§ **AIM OF THE EXERCISE**: Reproduce the following records verbatim, keeping every line.
━━━━━ INFORMATION PROVIDED
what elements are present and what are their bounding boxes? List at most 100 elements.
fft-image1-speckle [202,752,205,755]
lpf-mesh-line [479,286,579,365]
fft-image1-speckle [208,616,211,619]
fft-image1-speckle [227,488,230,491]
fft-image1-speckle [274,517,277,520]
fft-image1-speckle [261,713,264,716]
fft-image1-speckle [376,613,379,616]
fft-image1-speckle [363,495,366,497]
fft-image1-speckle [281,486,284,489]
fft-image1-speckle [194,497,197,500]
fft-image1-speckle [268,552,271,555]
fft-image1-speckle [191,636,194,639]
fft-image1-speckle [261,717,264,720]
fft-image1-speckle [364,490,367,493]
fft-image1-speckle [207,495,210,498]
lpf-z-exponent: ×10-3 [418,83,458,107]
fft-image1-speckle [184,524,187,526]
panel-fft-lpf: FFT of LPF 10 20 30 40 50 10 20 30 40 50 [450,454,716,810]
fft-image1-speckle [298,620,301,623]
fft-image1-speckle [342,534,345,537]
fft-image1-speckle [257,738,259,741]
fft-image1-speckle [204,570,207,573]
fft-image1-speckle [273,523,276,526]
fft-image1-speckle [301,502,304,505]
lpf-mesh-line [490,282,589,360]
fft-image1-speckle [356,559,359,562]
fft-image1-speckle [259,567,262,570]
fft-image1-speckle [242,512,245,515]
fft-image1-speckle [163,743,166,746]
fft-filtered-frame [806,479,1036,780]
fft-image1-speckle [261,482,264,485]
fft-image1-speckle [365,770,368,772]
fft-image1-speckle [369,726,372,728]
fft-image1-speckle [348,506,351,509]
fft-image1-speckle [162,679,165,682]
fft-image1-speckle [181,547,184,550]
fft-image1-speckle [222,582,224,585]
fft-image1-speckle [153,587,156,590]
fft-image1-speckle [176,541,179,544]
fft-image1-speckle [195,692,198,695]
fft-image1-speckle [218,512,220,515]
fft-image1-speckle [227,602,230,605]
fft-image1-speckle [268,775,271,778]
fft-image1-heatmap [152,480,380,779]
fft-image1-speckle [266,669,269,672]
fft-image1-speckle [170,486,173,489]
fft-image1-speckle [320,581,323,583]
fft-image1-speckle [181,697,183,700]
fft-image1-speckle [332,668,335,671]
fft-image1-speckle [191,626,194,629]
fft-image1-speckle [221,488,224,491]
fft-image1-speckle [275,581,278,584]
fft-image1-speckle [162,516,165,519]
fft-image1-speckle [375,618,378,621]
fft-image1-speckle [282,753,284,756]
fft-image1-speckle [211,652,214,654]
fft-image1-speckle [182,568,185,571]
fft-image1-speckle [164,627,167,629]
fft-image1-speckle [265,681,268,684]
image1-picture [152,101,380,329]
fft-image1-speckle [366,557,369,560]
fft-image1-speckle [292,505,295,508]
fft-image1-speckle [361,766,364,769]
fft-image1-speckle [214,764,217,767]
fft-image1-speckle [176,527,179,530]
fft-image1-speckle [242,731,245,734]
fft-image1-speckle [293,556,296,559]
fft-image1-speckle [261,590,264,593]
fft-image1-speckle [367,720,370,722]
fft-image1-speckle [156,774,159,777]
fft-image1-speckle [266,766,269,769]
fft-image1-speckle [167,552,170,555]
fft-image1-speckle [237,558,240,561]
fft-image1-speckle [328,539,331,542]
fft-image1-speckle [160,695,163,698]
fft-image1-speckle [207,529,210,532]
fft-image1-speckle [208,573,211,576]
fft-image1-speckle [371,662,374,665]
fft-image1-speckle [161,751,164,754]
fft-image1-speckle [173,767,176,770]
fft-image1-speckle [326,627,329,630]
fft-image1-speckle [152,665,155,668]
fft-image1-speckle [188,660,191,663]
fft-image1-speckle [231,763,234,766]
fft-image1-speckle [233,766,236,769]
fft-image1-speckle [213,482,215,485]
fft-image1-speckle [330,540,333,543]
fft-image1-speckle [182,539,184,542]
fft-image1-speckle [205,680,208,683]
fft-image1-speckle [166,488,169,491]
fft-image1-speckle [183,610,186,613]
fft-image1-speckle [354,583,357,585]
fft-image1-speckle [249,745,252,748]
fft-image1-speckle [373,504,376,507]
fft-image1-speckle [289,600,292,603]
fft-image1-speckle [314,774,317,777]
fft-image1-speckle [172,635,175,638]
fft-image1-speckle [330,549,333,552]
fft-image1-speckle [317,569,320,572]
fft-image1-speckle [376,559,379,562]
━━━━━━━━━━
§ **RESULT OF THE EXERCISE**:
what elements are present and what are their bounding boxes? List at most 100 elements.
fft-image1-speckle [202,752,205,755]
lpf-mesh-line [479,286,579,365]
fft-image1-speckle [208,616,211,619]
fft-image1-speckle [227,488,230,491]
fft-image1-speckle [274,517,277,520]
fft-image1-speckle [261,713,264,716]
fft-image1-speckle [376,613,379,616]
fft-image1-speckle [363,495,366,497]
fft-image1-speckle [281,486,284,489]
fft-image1-speckle [194,497,197,500]
fft-image1-speckle [268,552,271,555]
fft-image1-speckle [191,636,194,639]
fft-image1-speckle [261,717,264,720]
fft-image1-speckle [364,490,367,493]
fft-image1-speckle [207,495,210,498]
lpf-z-exponent: ×10-3 [418,83,458,107]
fft-image1-speckle [184,524,187,526]
panel-fft-lpf: FFT of LPF 10 20 30 40 50 10 20 30 40 50 [450,454,716,810]
fft-image1-speckle [298,620,301,623]
fft-image1-speckle [342,534,345,537]
fft-image1-speckle [257,738,259,741]
fft-image1-speckle [204,570,207,573]
fft-image1-speckle [273,523,276,526]
fft-image1-speckle [301,502,304,505]
lpf-mesh-line [490,282,589,360]
fft-image1-speckle [356,559,359,562]
fft-image1-speckle [259,567,262,570]
fft-image1-speckle [242,512,245,515]
fft-image1-speckle [163,743,166,746]
fft-filtered-frame [806,479,1036,780]
fft-image1-speckle [261,482,264,485]
fft-image1-speckle [365,770,368,772]
fft-image1-speckle [369,726,372,728]
fft-image1-speckle [348,506,351,509]
fft-image1-speckle [162,679,165,682]
fft-image1-speckle [181,547,184,550]
fft-image1-speckle [222,582,224,585]
fft-image1-speckle [153,587,156,590]
fft-image1-speckle [176,541,179,544]
fft-image1-speckle [195,692,198,695]
fft-image1-speckle [218,512,220,515]
fft-image1-speckle [227,602,230,605]
fft-image1-speckle [268,775,271,778]
fft-image1-heatmap [152,480,380,779]
fft-image1-speckle [266,669,269,672]
fft-image1-speckle [170,486,173,489]
fft-image1-speckle [320,581,323,583]
fft-image1-speckle [181,697,183,700]
fft-image1-speckle [332,668,335,671]
fft-image1-speckle [191,626,194,629]
fft-image1-speckle [221,488,224,491]
fft-image1-speckle [275,581,278,584]
fft-image1-speckle [162,516,165,519]
fft-image1-speckle [375,618,378,621]
fft-image1-speckle [282,753,284,756]
fft-image1-speckle [211,652,214,654]
fft-image1-speckle [182,568,185,571]
fft-image1-speckle [164,627,167,629]
fft-image1-speckle [265,681,268,684]
image1-picture [152,101,380,329]
fft-image1-speckle [366,557,369,560]
fft-image1-speckle [292,505,295,508]
fft-image1-speckle [361,766,364,769]
fft-image1-speckle [214,764,217,767]
fft-image1-speckle [176,527,179,530]
fft-image1-speckle [242,731,245,734]
fft-image1-speckle [293,556,296,559]
fft-image1-speckle [261,590,264,593]
fft-image1-speckle [367,720,370,722]
fft-image1-speckle [156,774,159,777]
fft-image1-speckle [266,766,269,769]
fft-image1-speckle [167,552,170,555]
fft-image1-speckle [237,558,240,561]
fft-image1-speckle [328,539,331,542]
fft-image1-speckle [160,695,163,698]
fft-image1-speckle [207,529,210,532]
fft-image1-speckle [208,573,211,576]
fft-image1-speckle [371,662,374,665]
fft-image1-speckle [161,751,164,754]
fft-image1-speckle [173,767,176,770]
fft-image1-speckle [326,627,329,630]
fft-image1-speckle [152,665,155,668]
fft-image1-speckle [188,660,191,663]
fft-image1-speckle [231,763,234,766]
fft-image1-speckle [233,766,236,769]
fft-image1-speckle [213,482,215,485]
fft-image1-speckle [330,540,333,543]
fft-image1-speckle [182,539,184,542]
fft-image1-speckle [205,680,208,683]
fft-image1-speckle [166,488,169,491]
fft-image1-speckle [183,610,186,613]
fft-image1-speckle [354,583,357,585]
fft-image1-speckle [249,745,252,748]
fft-image1-speckle [373,504,376,507]
fft-image1-speckle [289,600,292,603]
fft-image1-speckle [314,774,317,777]
fft-image1-speckle [172,635,175,638]
fft-image1-speckle [330,549,333,552]
fft-image1-speckle [317,569,320,572]
fft-image1-speckle [376,559,379,562]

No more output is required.